* **EXERCISE INSTRUCTIONS**: From the listing below, extract each line containing the string "ワイヤレスリモコン同梱".

* **RECORDS FOR THIS EXERCISE**:
•••

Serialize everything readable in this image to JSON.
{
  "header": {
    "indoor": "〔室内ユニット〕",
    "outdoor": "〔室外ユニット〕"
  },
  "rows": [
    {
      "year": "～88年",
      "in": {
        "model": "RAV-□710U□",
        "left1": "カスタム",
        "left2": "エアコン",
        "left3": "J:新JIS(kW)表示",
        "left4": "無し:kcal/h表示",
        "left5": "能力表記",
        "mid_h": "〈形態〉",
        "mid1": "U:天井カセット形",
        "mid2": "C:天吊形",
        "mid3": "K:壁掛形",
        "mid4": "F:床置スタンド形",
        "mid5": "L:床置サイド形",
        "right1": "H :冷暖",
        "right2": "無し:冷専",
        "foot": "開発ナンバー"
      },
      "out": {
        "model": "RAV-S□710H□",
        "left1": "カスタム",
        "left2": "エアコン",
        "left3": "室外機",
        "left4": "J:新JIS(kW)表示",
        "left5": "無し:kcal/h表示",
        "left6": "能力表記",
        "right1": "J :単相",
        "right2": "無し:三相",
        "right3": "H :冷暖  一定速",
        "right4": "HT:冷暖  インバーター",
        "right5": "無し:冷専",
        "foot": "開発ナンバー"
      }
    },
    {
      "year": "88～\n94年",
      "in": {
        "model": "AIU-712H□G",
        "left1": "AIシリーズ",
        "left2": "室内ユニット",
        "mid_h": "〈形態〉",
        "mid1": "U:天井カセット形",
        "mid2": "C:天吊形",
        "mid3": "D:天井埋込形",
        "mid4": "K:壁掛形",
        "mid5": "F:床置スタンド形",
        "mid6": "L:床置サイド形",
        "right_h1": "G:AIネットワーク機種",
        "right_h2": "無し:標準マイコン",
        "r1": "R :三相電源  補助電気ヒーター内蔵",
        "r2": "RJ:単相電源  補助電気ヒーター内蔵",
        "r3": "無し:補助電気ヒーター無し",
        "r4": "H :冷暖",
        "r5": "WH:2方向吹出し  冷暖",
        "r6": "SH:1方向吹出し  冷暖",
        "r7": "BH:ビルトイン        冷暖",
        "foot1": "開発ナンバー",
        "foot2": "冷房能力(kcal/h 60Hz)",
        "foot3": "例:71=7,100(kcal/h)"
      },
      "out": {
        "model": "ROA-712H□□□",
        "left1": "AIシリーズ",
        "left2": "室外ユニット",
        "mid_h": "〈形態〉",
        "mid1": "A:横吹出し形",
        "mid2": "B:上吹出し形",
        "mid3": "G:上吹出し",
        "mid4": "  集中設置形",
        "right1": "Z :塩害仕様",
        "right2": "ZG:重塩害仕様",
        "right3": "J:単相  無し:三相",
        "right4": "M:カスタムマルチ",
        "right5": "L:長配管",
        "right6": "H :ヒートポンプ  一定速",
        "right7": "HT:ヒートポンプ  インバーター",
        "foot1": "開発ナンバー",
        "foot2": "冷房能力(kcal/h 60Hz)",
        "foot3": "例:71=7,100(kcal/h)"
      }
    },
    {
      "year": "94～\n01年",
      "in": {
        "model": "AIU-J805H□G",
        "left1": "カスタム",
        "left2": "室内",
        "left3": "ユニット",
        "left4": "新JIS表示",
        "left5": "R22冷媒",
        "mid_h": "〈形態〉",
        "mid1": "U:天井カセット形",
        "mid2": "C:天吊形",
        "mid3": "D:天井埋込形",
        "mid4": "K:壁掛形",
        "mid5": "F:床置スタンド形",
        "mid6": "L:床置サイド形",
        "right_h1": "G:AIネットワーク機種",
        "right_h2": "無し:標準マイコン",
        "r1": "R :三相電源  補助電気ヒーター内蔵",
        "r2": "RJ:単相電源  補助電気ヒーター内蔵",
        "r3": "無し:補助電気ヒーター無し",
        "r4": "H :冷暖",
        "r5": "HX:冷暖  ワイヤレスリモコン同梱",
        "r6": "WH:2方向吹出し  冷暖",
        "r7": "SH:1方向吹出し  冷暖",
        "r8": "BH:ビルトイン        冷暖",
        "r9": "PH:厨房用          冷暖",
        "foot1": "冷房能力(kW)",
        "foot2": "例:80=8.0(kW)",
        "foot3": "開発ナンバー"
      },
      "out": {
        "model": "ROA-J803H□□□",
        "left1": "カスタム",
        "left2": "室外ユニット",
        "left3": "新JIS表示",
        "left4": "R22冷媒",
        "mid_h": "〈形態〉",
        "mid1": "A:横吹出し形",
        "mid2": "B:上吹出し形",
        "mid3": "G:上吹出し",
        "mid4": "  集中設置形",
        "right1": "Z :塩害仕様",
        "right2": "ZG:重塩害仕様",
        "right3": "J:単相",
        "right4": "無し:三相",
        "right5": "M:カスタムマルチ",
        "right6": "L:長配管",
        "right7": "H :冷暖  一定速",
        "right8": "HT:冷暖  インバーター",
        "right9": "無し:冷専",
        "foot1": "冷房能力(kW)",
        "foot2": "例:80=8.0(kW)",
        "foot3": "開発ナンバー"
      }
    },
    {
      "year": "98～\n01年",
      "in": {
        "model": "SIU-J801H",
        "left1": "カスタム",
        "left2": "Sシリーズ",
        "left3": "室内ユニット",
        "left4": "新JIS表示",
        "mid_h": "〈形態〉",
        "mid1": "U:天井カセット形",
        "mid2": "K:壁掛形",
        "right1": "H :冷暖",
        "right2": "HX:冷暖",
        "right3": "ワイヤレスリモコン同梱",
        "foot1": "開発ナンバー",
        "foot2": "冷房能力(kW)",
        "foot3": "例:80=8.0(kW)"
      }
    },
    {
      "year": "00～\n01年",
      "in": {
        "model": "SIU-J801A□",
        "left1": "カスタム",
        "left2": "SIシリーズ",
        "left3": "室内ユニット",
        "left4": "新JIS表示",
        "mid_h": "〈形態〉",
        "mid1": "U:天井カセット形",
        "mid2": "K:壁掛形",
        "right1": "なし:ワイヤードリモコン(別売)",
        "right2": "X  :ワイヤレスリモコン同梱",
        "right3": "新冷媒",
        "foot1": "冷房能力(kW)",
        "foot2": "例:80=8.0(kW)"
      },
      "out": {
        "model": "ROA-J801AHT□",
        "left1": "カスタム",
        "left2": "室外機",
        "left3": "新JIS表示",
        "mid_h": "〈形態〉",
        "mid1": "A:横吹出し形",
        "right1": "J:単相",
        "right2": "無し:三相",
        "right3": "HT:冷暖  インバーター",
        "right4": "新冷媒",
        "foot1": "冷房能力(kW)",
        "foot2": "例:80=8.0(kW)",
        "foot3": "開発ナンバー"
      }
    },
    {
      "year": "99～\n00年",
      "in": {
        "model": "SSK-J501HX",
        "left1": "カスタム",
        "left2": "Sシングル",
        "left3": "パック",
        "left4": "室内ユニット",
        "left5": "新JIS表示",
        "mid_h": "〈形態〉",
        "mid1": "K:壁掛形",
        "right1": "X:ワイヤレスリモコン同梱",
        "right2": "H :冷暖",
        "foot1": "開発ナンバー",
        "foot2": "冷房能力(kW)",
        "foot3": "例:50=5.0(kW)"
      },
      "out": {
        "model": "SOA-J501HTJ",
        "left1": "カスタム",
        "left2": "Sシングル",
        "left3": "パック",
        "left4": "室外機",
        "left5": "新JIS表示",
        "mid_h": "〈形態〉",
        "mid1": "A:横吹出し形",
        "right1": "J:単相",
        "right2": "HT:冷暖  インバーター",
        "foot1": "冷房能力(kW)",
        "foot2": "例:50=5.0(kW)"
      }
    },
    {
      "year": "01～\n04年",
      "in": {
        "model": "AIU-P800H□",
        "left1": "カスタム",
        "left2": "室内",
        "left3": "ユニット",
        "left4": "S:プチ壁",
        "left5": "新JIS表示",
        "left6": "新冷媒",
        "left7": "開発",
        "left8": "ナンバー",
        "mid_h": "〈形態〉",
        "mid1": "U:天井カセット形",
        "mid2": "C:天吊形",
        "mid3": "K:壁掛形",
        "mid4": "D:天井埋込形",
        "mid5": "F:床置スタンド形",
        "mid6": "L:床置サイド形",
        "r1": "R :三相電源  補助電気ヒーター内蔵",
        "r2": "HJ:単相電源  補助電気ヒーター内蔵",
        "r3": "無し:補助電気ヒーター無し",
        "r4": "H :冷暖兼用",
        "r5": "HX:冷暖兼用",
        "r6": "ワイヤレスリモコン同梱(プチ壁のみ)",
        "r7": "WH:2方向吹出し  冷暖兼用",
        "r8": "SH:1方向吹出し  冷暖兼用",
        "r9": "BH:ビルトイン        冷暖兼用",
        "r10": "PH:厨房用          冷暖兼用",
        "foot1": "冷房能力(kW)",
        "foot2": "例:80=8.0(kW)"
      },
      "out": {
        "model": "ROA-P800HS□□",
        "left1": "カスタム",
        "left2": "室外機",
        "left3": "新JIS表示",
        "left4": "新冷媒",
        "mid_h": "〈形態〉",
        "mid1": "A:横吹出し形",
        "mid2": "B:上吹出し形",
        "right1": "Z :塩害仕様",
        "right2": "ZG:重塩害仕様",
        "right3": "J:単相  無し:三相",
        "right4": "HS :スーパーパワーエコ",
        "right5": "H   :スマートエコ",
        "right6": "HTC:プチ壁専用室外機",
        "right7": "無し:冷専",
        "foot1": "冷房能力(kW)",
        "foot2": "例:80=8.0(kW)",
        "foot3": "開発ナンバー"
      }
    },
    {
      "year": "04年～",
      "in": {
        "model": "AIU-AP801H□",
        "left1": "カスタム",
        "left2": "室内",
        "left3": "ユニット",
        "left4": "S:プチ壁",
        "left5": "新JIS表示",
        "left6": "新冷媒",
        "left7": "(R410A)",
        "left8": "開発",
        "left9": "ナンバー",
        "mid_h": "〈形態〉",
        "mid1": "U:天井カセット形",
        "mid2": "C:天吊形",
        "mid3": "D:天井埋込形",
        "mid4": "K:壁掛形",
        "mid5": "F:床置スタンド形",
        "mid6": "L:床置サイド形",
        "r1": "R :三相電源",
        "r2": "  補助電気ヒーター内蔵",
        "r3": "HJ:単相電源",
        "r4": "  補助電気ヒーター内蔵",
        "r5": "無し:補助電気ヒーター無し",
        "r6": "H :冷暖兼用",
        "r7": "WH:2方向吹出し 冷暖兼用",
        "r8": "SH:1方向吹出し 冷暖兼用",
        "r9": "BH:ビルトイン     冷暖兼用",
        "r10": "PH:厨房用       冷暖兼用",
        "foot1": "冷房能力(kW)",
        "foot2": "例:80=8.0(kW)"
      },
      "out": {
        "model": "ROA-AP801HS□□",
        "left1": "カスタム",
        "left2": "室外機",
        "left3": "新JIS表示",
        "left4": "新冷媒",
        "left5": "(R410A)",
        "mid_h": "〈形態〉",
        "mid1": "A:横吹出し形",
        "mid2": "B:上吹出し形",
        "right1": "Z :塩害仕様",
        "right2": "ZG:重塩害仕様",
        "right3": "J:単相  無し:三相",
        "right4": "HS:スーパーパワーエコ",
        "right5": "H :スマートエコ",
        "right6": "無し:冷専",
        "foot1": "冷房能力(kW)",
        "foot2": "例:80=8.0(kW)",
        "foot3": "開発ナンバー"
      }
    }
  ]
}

•••

* **IN RESPONSE**:
        "r5": "HX:冷暖  ワイヤレスリモコン同梱",
        "right3": "ワイヤレスリモコン同梱",
        "right2": "X  :ワイヤレスリモコン同梱",
        "right1": "X:ワイヤレスリモコン同梱",
        "r6": "ワイヤレスリモコン同梱(プチ壁のみ)",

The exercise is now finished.